[PROVIDED MATERIAL]:
## Begin
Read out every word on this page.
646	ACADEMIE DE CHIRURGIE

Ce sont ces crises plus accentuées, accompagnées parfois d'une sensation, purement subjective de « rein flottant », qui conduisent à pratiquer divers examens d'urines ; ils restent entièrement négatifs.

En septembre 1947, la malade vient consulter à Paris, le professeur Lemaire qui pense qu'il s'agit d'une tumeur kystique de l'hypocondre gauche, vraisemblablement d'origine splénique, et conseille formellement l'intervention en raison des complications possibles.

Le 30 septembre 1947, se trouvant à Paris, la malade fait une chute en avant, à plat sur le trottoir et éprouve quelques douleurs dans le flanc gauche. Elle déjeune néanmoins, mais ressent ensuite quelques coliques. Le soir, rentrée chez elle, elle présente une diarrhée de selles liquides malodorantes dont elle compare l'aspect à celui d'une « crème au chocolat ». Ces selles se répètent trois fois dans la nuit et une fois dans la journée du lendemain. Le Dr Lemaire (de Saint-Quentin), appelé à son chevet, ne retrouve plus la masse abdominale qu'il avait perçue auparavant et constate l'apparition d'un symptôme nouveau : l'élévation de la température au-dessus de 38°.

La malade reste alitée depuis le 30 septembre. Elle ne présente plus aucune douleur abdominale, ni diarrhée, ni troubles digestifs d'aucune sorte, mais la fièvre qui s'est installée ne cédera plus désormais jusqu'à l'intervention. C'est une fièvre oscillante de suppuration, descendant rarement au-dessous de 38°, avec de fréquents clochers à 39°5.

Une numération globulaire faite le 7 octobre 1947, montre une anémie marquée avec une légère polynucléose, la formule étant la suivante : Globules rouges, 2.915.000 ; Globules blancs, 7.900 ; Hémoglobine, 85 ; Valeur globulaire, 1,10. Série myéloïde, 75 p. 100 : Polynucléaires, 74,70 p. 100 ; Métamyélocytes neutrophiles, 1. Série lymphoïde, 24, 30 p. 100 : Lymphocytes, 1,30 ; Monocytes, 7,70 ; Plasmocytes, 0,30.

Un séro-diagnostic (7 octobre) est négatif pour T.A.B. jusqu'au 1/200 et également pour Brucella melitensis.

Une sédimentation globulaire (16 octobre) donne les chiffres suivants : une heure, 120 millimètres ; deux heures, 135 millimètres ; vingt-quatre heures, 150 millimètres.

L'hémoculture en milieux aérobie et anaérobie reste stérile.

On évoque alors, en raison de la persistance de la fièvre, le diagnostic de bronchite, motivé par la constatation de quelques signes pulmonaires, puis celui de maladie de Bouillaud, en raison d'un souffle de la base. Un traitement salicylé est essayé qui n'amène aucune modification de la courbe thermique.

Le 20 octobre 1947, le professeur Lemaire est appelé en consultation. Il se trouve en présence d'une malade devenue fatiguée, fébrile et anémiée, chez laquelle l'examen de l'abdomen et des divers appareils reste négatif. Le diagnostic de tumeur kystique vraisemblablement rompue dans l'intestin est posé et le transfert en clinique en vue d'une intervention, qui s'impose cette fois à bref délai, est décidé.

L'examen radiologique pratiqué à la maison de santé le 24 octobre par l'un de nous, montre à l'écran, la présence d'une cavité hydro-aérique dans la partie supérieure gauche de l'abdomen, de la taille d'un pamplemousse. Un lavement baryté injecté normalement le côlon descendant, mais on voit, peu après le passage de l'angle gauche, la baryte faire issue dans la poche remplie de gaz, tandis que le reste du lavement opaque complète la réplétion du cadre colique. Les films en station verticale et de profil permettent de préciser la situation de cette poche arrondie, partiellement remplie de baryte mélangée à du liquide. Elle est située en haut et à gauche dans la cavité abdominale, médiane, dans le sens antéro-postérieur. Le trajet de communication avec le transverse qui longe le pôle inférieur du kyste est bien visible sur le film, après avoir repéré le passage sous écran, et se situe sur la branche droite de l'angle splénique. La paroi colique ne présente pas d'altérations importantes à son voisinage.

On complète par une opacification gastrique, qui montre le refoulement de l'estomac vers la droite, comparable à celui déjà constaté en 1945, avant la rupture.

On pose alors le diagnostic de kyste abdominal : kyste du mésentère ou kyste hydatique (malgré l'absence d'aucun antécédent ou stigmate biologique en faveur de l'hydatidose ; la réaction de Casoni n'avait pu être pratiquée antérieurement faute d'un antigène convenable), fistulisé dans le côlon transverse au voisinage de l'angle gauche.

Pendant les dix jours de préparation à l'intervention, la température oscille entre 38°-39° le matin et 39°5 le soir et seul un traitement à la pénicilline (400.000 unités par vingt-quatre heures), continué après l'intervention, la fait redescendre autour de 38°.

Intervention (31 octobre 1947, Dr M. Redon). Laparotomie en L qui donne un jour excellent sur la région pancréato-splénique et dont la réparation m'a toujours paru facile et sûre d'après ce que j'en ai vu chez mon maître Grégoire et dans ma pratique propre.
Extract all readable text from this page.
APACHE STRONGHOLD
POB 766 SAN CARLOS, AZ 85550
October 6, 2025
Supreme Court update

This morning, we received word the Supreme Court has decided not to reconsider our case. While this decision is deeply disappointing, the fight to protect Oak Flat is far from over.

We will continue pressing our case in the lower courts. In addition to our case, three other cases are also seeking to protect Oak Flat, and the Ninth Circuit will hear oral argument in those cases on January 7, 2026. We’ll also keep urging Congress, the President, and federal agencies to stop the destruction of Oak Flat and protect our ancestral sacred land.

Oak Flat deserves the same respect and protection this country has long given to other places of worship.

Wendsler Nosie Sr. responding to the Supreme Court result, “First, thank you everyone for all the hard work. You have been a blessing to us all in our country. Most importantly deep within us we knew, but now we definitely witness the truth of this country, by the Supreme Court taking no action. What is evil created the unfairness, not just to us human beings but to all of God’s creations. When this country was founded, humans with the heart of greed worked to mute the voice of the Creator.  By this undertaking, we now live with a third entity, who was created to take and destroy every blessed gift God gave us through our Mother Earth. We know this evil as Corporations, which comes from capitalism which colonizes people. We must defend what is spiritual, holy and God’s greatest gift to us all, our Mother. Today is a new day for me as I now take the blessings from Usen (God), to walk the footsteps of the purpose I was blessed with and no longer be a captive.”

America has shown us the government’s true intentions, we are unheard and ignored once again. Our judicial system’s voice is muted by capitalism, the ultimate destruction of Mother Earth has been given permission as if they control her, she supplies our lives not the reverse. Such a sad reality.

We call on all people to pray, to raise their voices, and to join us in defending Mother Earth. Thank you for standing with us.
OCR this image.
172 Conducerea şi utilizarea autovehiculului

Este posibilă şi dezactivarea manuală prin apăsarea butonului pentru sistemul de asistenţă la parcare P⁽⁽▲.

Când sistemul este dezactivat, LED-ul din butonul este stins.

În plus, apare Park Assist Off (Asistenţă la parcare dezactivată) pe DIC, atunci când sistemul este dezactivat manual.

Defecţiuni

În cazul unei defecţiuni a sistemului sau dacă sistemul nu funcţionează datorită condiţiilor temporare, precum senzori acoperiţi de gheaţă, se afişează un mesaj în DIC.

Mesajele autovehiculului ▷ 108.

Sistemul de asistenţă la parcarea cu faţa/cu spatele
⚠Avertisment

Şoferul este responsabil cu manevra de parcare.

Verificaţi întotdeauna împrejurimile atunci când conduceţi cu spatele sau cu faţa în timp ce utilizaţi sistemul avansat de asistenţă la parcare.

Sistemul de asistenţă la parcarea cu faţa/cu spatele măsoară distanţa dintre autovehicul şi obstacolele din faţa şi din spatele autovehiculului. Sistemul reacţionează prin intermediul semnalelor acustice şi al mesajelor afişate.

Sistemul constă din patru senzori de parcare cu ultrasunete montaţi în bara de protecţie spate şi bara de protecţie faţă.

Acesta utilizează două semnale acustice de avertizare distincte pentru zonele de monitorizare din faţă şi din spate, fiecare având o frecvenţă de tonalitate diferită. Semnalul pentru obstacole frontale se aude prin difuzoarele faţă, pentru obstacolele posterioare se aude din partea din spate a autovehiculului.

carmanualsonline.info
## End
[AIM]: Reply with nothing except the number of lines in the listing above that include the string "destruction".

[SOLUTION TO THIS EXERCISE]: 2